> **PROMPT**:
Pictures are excluded from this exercise. Transcribe exactly the lines from the one containing "Give me the" through the last line of the listing.

> **Stored data**:
=-=-=-=-=

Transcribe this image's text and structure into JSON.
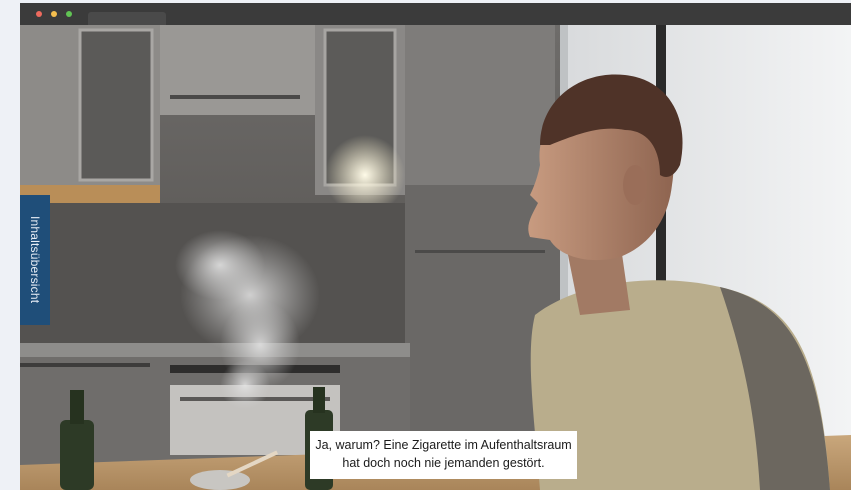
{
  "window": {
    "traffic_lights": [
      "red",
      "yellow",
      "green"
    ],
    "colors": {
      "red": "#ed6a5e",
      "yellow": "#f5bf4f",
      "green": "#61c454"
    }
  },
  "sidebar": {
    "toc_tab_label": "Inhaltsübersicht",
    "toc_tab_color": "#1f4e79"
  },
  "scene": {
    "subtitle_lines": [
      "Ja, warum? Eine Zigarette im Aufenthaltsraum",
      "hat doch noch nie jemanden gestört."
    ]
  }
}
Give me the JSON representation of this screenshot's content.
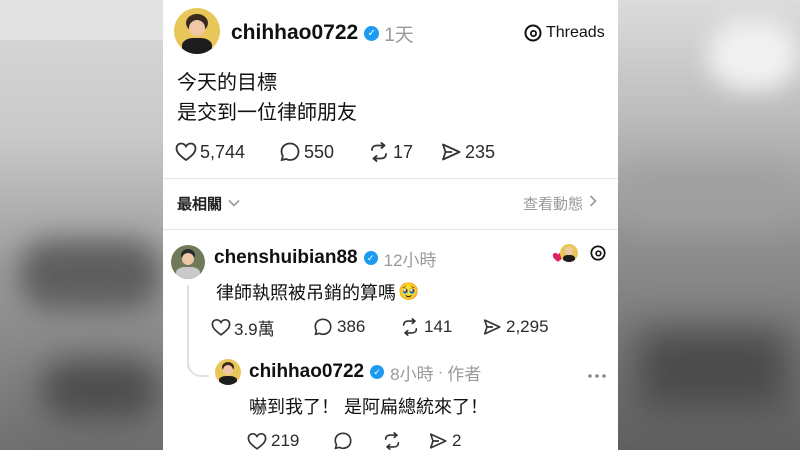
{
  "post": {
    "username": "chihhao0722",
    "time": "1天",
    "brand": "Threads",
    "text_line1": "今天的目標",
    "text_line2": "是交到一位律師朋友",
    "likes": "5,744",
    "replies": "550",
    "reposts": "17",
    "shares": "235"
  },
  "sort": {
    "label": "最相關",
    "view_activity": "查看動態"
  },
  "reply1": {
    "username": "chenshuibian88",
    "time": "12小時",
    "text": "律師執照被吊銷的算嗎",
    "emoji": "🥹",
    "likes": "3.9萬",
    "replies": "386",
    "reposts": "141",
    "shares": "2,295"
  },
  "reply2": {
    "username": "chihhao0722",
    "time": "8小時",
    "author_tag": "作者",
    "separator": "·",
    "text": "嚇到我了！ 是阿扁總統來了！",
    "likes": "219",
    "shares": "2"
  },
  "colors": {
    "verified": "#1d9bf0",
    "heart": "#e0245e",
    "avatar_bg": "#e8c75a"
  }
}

=-=-=-=-=

> **FULL ANSWER**:
Give me the JSON representation of this screenshot's content.
{
  "post": {
    "username": "chihhao0722",
    "time": "1天",
    "brand": "Threads",
    "text_line1": "今天的目標",
    "text_line2": "是交到一位律師朋友",
    "likes": "5,744",
    "replies": "550",
    "reposts": "17",
    "shares": "235"
  },
  "sort": {
    "label": "最相關",
    "view_activity": "查看動態"
  },
  "reply1": {
    "username": "chenshuibian88",
    "time": "12小時",
    "text": "律師執照被吊銷的算嗎",
    "emoji": "🥹",
    "likes": "3.9萬",
    "replies": "386",
    "reposts": "141",
    "shares": "2,295"
  },
  "reply2": {
    "username": "chihhao0722",
    "time": "8小時",
    "author_tag": "作者",
    "separator": "·",
    "text": "嚇到我了！ 是阿扁總統來了！",
    "likes": "219",
    "shares": "2"
  },
  "colors": {
    "verified": "#1d9bf0",
    "heart": "#e0245e",
    "avatar_bg": "#e8c75a"
  }
}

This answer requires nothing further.